The request
In the excerpt on the company's finances, why did total assets rise between August 31, 2007 and May 31, 2008? Answer in one to three sentences.

Selection
We incurred general and administrative expenses in the amount of $271,505 for the nine-months ended May 31, 2008 compared to $317,769 for the same nine-month period ended in the prior year. The decrease in general and administrative expenses occurred due to the exploration and option payment in the prior year.
 
The loss for the period ended May 31, 2008 was $220,653 compared to a loss of $359,725 for the corresponding period in the prior year.  The decrease in loss was caused by an increase in operating expenses which was partially offset by an increase in revenue and no exploration costs and option payment.
 
Assets
 
As at May 31, 2008, we had current assets of $336,981 and total assets of $4,009,576. We had total assets of $520,097 as of August 31, 2007. The increase in our total assets is primarily attributable to the acquisition of Target Energy Inc., which occurred on November 30, 2007.
 
Liquidity and Capital Resources
 
As at May 31, 2008, we had total current assets of $336,981 (August 31, 2007:  $316,439) and total assets in the amount of $4,009,576 (August 31, 2007:  $520,097). Our total current liabilities at May 31, 2008 were $166,926 (August 31, 2007:  $222,934). As a result, on May 31, 2008 we had working capital of $170,055 (August 31, 2007:  $93,505). The increase in working capital was caused by the acquisition of Target Energy Inc.
 
We relied on cash on hand previously raised through the issue of equity capital to fund our operations during the nine months ended May 31, 2008.
 
The company generates some revenue. However, we still anticipate the need to raise significant capital through the sale of equity securities on a private or public basis in order to sustain operations, meet our commitments for exploration and to acquire additional oil and gas properties. It is uncertain whether we will be able to obtain the necessary capital.
 
We intend to fund operations and commitments over the next twelve months from our cash on hand, including our capital expenditures, working capital or other cash requirements. We believe cash from operating activities, and our existing cash resources may not be sufficient to meet our working capital requirements for the next 12 months. We will likely require additional funds to support the Company’s business plan.  Management intends to raise additional working capital through debt and equity financing. There can be no assurance that additional financing will be available on acceptable terms, if at all. If adequate funds are not available, we may be unable to take advantage of future opportunities, respond to competitive pressures, and may have to curtail operations.
 
Natural Gas and Oil Properties
 
We account for our oil and gas producing activities using the full cost method of accounting as prescribed by the United States Securities and Exchange Commission (“SEC”).  Accordingly, all costs associated with the acquisition of properties and exploration with the intent of finding proved oil and gas reserves contribute to the discovery of proved reserves, including the costs of abandoned properties, dry holes, geophysical costs, and annual lease rentals are capitalized.  All general corporate costs are expensed as incurred.  In general, sales or other dispositions of oil and gas properties are accounted for as adjustments to capitalized costs, with no gain or loss recorded.  Amortization of evaluated oil and gas properties is computed on the units of production method based on all proved reserves on a country-by-country basis.  Unevaluated oil and gas properties are assessed at least annually for impairment either individually or on an aggregate basis.  The net capitalized costs of evaluated oil and gas properties (full cost ceiling limitation) are not to exceed their related estimated future net revenues from proved reserves discounted at 10%, and the lower of cost or estimated fair value of unproved properties, net of tax considerations.  These properties are included in the amortization pool immediately upon the determination that the well is dry.

Source data
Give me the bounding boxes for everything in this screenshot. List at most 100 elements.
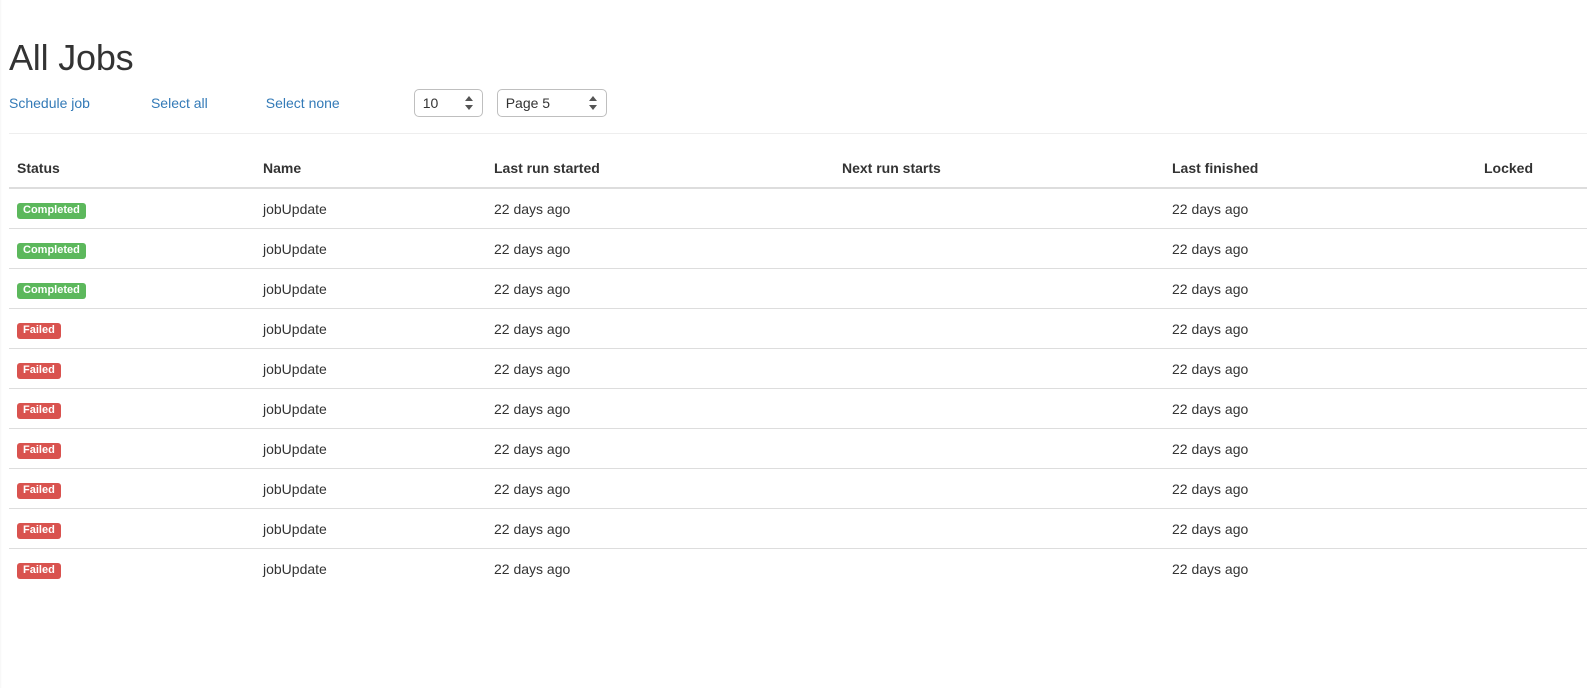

Response to this exercise
Total assets rose from $520,097 on August 31, 2007 to $4,009,576 on May 31, 2008. The excerpt attributes the increase mainly to the acquisition of Target Energy Inc., which took place on November 30, 2007.